§ INPUT ROWS:

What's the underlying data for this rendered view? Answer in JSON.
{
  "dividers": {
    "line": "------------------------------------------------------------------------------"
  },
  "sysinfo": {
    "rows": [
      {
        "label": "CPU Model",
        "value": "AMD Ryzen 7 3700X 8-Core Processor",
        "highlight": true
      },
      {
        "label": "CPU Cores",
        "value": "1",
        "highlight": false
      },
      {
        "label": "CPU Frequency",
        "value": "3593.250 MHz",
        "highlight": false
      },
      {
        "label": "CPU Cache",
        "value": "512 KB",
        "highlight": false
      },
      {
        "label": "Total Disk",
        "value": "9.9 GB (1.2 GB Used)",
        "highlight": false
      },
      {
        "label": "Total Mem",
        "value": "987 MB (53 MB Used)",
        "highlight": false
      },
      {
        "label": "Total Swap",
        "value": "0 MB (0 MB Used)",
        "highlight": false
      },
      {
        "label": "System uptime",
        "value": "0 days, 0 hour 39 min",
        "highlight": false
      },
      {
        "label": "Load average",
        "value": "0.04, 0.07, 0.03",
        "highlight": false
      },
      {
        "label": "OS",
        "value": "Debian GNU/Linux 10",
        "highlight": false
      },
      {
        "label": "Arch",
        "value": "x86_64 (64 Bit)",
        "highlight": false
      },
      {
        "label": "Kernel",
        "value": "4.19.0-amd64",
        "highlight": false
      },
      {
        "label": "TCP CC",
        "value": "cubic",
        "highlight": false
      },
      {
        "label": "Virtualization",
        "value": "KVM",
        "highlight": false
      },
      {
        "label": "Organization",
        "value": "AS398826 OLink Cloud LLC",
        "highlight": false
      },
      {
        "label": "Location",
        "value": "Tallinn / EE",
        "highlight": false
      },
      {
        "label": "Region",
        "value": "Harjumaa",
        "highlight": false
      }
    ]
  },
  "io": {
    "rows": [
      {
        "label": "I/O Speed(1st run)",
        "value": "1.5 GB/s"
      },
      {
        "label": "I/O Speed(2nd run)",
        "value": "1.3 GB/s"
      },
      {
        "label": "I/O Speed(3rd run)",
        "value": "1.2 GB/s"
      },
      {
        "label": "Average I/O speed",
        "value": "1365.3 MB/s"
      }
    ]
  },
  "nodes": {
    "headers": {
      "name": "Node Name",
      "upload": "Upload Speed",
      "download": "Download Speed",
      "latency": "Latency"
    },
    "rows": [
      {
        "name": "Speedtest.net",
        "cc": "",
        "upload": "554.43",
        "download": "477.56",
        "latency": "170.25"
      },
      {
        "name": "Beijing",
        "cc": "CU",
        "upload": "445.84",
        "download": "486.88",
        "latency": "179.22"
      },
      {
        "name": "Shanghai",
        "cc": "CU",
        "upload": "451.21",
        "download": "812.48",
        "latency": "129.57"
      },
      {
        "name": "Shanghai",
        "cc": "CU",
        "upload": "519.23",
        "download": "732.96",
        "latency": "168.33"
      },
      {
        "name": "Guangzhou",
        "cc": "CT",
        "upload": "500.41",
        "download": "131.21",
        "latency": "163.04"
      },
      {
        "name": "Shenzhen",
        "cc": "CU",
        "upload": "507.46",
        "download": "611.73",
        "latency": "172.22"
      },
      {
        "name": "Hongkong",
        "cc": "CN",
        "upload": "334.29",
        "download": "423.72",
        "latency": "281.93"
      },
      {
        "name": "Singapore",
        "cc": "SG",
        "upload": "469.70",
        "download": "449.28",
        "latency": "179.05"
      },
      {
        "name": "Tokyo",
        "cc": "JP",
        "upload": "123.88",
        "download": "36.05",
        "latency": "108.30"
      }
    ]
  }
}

§ WHAT IS BEING ASKED:
Please return the data above exactly as given.

§ THE OUTPUT:
What's the underlying data for this rendered view? Answer in JSON.
{
  "dividers": {
    "line": "------------------------------------------------------------------------------"
  },
  "sysinfo": {
    "rows": [
      {
        "label": "CPU Model",
        "value": "AMD Ryzen 7 3700X 8-Core Processor",
        "highlight": true
      },
      {
        "label": "CPU Cores",
        "value": "1",
        "highlight": false
      },
      {
        "label": "CPU Frequency",
        "value": "3593.250 MHz",
        "highlight": false
      },
      {
        "label": "CPU Cache",
        "value": "512 KB",
        "highlight": false
      },
      {
        "label": "Total Disk",
        "value": "9.9 GB (1.2 GB Used)",
        "highlight": false
      },
      {
        "label": "Total Mem",
        "value": "987 MB (53 MB Used)",
        "highlight": false
      },
      {
        "label": "Total Swap",
        "value": "0 MB (0 MB Used)",
        "highlight": false
      },
      {
        "label": "System uptime",
        "value": "0 days, 0 hour 39 min",
        "highlight": false
      },
      {
        "label": "Load average",
        "value": "0.04, 0.07, 0.03",
        "highlight": false
      },
      {
        "label": "OS",
        "value": "Debian GNU/Linux 10",
        "highlight": false
      },
      {
        "label": "Arch",
        "value": "x86_64 (64 Bit)",
        "highlight": false
      },
      {
        "label": "Kernel",
        "value": "4.19.0-amd64",
        "highlight": false
      },
      {
        "label": "TCP CC",
        "value": "cubic",
        "highlight": false
      },
      {
        "label": "Virtualization",
        "value": "KVM",
        "highlight": false
      },
      {
        "label": "Organization",
        "value": "AS398826 OLink Cloud LLC",
        "highlight": false
      },
      {
        "label": "Location",
        "value": "Tallinn / EE",
        "highlight": false
      },
      {
        "label": "Region",
        "value": "Harjumaa",
        "highlight": false
      }
    ]
  },
  "io": {
    "rows": [
      {
        "label": "I/O Speed(1st run)",
        "value": "1.5 GB/s"
      },
      {
        "label": "I/O Speed(2nd run)",
        "value": "1.3 GB/s"
      },
      {
        "label": "I/O Speed(3rd run)",
        "value": "1.2 GB/s"
      },
      {
        "label": "Average I/O speed",
        "value": "1365.3 MB/s"
      }
    ]
  },
  "nodes": {
    "headers": {
      "name": "Node Name",
      "upload": "Upload Speed",
      "download": "Download Speed",
      "latency": "Latency"
    },
    "rows": [
      {
        "name": "Speedtest.net",
        "cc": "",
        "upload": "554.43",
        "download": "477.56",
        "latency": "170.25"
      },
      {
        "name": "Beijing",
        "cc": "CU",
        "upload": "445.84",
        "download": "486.88",
        "latency": "179.22"
      },
      {
        "name": "Shanghai",
        "cc": "CU",
        "upload": "451.21",
        "download": "812.48",
        "latency": "129.57"
      },
      {
        "name": "Shanghai",
        "cc": "CU",
        "upload": "519.23",
        "download": "732.96",
        "latency": "168.33"
      },
      {
        "name": "Guangzhou",
        "cc": "CT",
        "upload": "500.41",
        "download": "131.21",
        "latency": "163.04"
      },
      {
        "name": "Shenzhen",
        "cc": "CU",
        "upload": "507.46",
        "download": "611.73",
        "latency": "172.22"
      },
      {
        "name": "Hongkong",
        "cc": "CN",
        "upload": "334.29",
        "download": "423.72",
        "latency": "281.93"
      },
      {
        "name": "Singapore",
        "cc": "SG",
        "upload": "469.70",
        "download": "449.28",
        "latency": "179.05"
      },
      {
        "name": "Tokyo",
        "cc": "JP",
        "upload": "123.88",
        "download": "36.05",
        "latency": "108.30"
      }
    ]
  }
}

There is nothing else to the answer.